[Data records]
BEGIN

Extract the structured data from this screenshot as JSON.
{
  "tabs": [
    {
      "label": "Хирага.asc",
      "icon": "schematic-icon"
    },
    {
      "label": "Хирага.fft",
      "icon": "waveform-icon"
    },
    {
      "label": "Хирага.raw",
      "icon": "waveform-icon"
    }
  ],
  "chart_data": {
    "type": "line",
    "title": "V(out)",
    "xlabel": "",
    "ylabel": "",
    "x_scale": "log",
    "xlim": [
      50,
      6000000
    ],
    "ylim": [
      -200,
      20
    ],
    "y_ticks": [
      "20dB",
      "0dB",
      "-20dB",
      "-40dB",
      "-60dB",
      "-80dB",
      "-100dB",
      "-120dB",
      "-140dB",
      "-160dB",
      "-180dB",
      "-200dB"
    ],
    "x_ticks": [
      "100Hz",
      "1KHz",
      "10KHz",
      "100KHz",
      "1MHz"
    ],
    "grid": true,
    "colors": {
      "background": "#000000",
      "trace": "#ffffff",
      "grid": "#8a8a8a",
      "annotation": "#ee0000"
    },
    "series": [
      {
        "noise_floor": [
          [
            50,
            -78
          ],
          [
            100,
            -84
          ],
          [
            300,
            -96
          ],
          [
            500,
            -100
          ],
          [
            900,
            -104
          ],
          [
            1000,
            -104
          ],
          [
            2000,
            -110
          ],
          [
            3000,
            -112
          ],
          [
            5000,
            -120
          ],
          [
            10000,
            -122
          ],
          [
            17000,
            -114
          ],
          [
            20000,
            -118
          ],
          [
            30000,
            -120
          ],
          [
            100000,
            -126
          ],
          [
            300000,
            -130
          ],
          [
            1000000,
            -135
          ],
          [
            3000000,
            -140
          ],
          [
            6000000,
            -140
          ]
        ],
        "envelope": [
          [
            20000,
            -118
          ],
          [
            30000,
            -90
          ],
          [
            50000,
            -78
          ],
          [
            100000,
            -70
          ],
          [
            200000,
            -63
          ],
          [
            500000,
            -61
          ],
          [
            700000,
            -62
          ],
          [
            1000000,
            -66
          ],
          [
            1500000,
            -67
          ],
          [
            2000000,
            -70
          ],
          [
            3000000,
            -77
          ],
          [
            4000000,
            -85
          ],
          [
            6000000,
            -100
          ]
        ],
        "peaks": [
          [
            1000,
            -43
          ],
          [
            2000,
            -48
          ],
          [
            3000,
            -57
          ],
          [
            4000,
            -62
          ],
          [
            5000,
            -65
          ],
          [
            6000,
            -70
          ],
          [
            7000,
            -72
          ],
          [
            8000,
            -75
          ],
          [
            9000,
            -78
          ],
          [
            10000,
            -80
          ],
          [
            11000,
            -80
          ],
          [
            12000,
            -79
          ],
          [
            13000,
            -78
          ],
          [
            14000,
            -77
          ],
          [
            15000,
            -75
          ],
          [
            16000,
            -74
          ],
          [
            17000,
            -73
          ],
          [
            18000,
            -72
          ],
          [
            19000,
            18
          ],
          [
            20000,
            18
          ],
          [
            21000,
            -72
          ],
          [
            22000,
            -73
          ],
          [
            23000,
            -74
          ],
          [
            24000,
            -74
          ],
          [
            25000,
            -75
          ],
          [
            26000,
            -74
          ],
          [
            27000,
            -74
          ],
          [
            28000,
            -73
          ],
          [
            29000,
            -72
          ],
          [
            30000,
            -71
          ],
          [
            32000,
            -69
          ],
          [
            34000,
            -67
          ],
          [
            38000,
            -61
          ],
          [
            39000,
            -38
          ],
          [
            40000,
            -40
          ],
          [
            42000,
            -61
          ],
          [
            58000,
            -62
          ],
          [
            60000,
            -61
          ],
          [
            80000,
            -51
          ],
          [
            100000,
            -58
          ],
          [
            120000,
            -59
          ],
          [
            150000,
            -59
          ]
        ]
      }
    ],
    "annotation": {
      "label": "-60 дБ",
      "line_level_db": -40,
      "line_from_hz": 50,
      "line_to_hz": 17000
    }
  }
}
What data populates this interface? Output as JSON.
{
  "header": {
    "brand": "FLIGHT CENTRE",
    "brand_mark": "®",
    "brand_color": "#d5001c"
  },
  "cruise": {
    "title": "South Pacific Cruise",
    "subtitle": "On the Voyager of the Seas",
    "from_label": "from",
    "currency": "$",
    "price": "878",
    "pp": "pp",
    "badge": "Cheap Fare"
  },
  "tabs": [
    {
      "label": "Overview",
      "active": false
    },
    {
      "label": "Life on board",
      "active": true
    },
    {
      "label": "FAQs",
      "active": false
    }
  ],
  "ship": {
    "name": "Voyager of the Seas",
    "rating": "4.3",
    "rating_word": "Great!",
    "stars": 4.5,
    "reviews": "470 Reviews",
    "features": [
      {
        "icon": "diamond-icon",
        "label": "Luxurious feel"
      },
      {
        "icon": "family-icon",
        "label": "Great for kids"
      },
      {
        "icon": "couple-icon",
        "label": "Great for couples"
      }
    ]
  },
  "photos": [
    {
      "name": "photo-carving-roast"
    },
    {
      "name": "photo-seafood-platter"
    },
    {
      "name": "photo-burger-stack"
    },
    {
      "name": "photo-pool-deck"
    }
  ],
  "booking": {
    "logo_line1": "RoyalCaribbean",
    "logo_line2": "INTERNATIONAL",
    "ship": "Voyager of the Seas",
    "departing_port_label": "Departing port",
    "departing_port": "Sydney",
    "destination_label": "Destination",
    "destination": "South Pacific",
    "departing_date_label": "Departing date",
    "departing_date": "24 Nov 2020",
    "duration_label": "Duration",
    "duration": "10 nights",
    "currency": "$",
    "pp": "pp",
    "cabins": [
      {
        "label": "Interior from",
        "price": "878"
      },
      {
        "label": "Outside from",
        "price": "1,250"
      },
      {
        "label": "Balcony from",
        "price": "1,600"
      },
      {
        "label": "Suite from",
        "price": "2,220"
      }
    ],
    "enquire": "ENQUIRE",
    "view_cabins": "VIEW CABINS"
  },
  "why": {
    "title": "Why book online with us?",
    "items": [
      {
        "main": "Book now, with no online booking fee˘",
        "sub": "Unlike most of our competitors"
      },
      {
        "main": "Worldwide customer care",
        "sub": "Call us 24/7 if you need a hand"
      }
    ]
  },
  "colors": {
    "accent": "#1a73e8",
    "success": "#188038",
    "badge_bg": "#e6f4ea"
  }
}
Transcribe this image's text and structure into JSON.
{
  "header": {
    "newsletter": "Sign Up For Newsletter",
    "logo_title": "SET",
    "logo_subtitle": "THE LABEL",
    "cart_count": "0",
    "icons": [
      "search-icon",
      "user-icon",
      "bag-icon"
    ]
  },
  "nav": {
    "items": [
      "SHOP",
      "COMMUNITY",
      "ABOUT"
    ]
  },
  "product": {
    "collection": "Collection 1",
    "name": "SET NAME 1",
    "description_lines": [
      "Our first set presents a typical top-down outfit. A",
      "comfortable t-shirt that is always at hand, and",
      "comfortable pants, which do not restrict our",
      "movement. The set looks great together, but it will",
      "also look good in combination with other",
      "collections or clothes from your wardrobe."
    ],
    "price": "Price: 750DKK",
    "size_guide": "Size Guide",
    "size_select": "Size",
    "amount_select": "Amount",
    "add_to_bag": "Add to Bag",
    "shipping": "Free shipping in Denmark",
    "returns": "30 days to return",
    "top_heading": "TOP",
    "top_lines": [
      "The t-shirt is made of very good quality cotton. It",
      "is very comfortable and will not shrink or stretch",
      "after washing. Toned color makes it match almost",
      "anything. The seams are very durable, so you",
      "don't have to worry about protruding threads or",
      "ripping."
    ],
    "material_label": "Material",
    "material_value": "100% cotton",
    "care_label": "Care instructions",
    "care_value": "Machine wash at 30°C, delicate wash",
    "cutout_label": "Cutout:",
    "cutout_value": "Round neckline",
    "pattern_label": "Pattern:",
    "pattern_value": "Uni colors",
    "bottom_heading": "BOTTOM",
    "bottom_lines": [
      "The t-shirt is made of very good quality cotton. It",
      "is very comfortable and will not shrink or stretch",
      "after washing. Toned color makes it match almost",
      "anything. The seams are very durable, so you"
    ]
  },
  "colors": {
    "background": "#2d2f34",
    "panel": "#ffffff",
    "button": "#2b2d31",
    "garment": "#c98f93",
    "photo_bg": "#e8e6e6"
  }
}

END

◆ **REQUEST**
Go through the entries and return each line where the word "Хирага" appears.

◆ **EXPECTED ANSWER**
      "label": "Хирага.asc",
      "label": "Хирага.fft",
      "label": "Хирага.raw",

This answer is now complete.